====== Exercise materials ======

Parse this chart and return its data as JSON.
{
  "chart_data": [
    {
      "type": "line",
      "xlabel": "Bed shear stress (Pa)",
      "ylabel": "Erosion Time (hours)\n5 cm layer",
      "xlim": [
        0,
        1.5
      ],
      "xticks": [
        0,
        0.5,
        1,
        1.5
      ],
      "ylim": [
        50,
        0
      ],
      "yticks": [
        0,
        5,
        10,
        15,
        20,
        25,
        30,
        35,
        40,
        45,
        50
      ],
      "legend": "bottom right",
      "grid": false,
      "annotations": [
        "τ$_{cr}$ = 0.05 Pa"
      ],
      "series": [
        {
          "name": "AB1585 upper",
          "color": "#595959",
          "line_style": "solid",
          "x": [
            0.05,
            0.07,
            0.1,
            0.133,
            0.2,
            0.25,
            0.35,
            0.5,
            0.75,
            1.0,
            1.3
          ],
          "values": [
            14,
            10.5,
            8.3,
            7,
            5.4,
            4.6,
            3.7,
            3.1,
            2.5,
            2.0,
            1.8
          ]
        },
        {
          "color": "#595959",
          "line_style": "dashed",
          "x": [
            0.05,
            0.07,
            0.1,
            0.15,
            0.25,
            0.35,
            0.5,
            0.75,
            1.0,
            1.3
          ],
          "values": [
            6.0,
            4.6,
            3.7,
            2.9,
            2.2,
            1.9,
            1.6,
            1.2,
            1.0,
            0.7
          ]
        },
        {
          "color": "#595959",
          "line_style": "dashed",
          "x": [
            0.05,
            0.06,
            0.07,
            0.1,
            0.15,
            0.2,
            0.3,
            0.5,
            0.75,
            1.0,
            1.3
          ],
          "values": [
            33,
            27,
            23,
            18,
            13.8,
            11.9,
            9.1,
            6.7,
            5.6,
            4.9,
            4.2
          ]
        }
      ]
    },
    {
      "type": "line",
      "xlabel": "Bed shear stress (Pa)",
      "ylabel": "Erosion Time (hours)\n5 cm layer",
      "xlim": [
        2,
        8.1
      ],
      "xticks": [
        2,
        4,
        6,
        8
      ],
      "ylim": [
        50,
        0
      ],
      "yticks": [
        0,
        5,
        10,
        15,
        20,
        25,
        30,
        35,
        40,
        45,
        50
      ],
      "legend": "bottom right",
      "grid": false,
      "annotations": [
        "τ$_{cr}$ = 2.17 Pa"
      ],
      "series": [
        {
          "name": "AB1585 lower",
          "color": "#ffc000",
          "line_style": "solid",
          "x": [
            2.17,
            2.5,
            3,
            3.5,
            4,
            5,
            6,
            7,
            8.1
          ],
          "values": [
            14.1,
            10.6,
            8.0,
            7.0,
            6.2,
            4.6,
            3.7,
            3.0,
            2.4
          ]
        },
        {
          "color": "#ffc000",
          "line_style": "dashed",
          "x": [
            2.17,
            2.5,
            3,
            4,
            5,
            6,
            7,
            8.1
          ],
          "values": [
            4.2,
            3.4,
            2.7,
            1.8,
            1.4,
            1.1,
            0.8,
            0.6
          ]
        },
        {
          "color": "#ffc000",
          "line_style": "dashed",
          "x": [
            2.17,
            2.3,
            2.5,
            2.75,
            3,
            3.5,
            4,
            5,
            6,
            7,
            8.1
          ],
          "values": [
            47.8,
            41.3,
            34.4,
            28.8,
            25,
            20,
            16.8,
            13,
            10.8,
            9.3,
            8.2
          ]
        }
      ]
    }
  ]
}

======

What to produce |
Output each record exactly, leaving nothing out.

Output for this task |
Parse this chart and return its data as JSON.
{
  "chart_data": [
    {
      "type": "line",
      "xlabel": "Bed shear stress (Pa)",
      "ylabel": "Erosion Time (hours)\n5 cm layer",
      "xlim": [
        0,
        1.5
      ],
      "xticks": [
        0,
        0.5,
        1,
        1.5
      ],
      "ylim": [
        50,
        0
      ],
      "yticks": [
        0,
        5,
        10,
        15,
        20,
        25,
        30,
        35,
        40,
        45,
        50
      ],
      "legend": "bottom right",
      "grid": false,
      "annotations": [
        "τ$_{cr}$ = 0.05 Pa"
      ],
      "series": [
        {
          "name": "AB1585 upper",
          "color": "#595959",
          "line_style": "solid",
          "x": [
            0.05,
            0.07,
            0.1,
            0.133,
            0.2,
            0.25,
            0.35,
            0.5,
            0.75,
            1.0,
            1.3
          ],
          "values": [
            14,
            10.5,
            8.3,
            7,
            5.4,
            4.6,
            3.7,
            3.1,
            2.5,
            2.0,
            1.8
          ]
        },
        {
          "color": "#595959",
          "line_style": "dashed",
          "x": [
            0.05,
            0.07,
            0.1,
            0.15,
            0.25,
            0.35,
            0.5,
            0.75,
            1.0,
            1.3
          ],
          "values": [
            6.0,
            4.6,
            3.7,
            2.9,
            2.2,
            1.9,
            1.6,
            1.2,
            1.0,
            0.7
          ]
        },
        {
          "color": "#595959",
          "line_style": "dashed",
          "x": [
            0.05,
            0.06,
            0.07,
            0.1,
            0.15,
            0.2,
            0.3,
            0.5,
            0.75,
            1.0,
            1.3
          ],
          "values": [
            33,
            27,
            23,
            18,
            13.8,
            11.9,
            9.1,
            6.7,
            5.6,
            4.9,
            4.2
          ]
        }
      ]
    },
    {
      "type": "line",
      "xlabel": "Bed shear stress (Pa)",
      "ylabel": "Erosion Time (hours)\n5 cm layer",
      "xlim": [
        2,
        8.1
      ],
      "xticks": [
        2,
        4,
        6,
        8
      ],
      "ylim": [
        50,
        0
      ],
      "yticks": [
        0,
        5,
        10,
        15,
        20,
        25,
        30,
        35,
        40,
        45,
        50
      ],
      "legend": "bottom right",
      "grid": false,
      "annotations": [
        "τ$_{cr}$ = 2.17 Pa"
      ],
      "series": [
        {
          "name": "AB1585 lower",
          "color": "#ffc000",
          "line_style": "solid",
          "x": [
            2.17,
            2.5,
            3,
            3.5,
            4,
            5,
            6,
            7,
            8.1
          ],
          "values": [
            14.1,
            10.6,
            8.0,
            7.0,
            6.2,
            4.6,
            3.7,
            3.0,
            2.4
          ]
        },
        {
          "color": "#ffc000",
          "line_style": "dashed",
          "x": [
            2.17,
            2.5,
            3,
            4,
            5,
            6,
            7,
            8.1
          ],
          "values": [
            4.2,
            3.4,
            2.7,
            1.8,
            1.4,
            1.1,
            0.8,
            0.6
          ]
        },
        {
          "color": "#ffc000",
          "line_style": "dashed",
          "x": [
            2.17,
            2.3,
            2.5,
            2.75,
            3,
            3.5,
            4,
            5,
            6,
            7,
            8.1
          ],
          "values": [
            47.8,
            41.3,
            34.4,
            28.8,
            25,
            20,
            16.8,
            13,
            10.8,
            9.3,
            8.2
          ]
        }
      ]
    }
  ]
}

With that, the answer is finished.